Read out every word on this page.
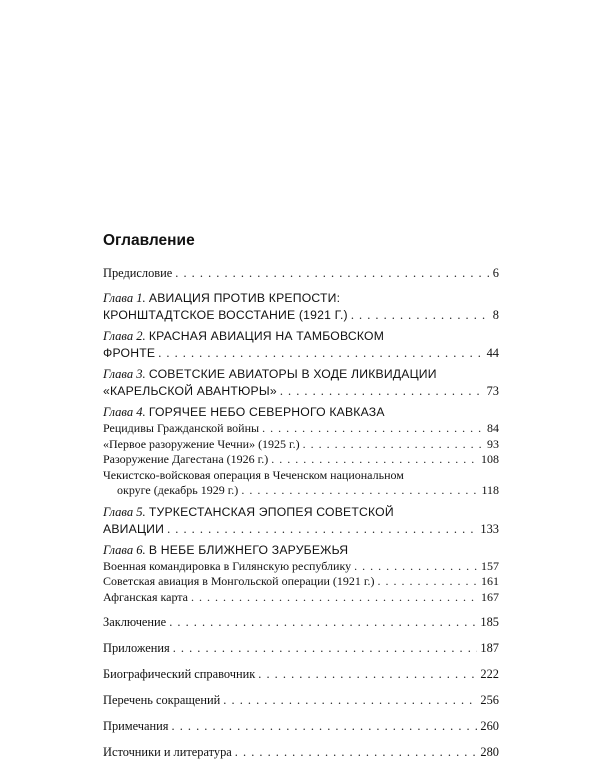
Оглавление
Предисловие . . .	6
Глава 1. АВИАЦИЯ ПРОТИВ КРЕПОСТИ:
КРОНШТАДТСКОЕ ВОССТАНИЕ (1921 Г.) . . .	8
Глава 2. КРАСНАЯ АВИАЦИЯ НА ТАМБОВСКОМ
ФРОНТЕ . . .	44
Глава 3. СОВЕТСКИЕ АВИАТОРЫ В ХОДЕ ЛИКВИДАЦИИ
«КАРЕЛЬСКОЙ АВАНТЮРЫ» . . .	73
Глава 4. ГОРЯЧЕЕ НЕБО СЕВЕРНОГО КАВКАЗА
Рецидивы Гражданской войны . . .	84
«Первое разоружение Чечни» (1925 г.) . . .	93
Разоружение Дагестана (1926 г.) . . .	108
Чекистско-войсковая операция в Чеченском национальном
округе (декабрь 1929 г.) . . .	118
Глава 5. ТУРКЕСТАНСКАЯ ЭПОПЕЯ СОВЕТСКОЙ
АВИАЦИИ . . .	133
Глава 6. В НЕБЕ БЛИЖНЕГО ЗАРУБЕЖЬЯ
Военная командировка в Гилянскую республику . . .	157
Советская авиация в Монгольской операции (1921 г.) . . .	161
Афганская карта . . .	167
Заключение . . .	185
Приложения . . .	187
Биографический справочник . . .	222
Перечень сокращений . . .	256
Примечания . . .	260
Источники и литература . . .	280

- **TASK DETAILS**
Identify every line above that includes the word "Глава", and show those lines.

- **WRITTEN RESPONSE**
Глава 1. АВИАЦИЯ ПРОТИВ КРЕПОСТИ:
Глава 2. КРАСНАЯ АВИАЦИЯ НА ТАМБОВСКОМ
Глава 3. СОВЕТСКИЕ АВИАТОРЫ В ХОДЕ ЛИКВИДАЦИИ
Глава 4. ГОРЯЧЕЕ НЕБО СЕВЕРНОГО КАВКАЗА
Глава 5. ТУРКЕСТАНСКАЯ ЭПОПЕЯ СОВЕТСКОЙ
Глава 6. В НЕБЕ БЛИЖНЕГО ЗАРУБЕЖЬЯ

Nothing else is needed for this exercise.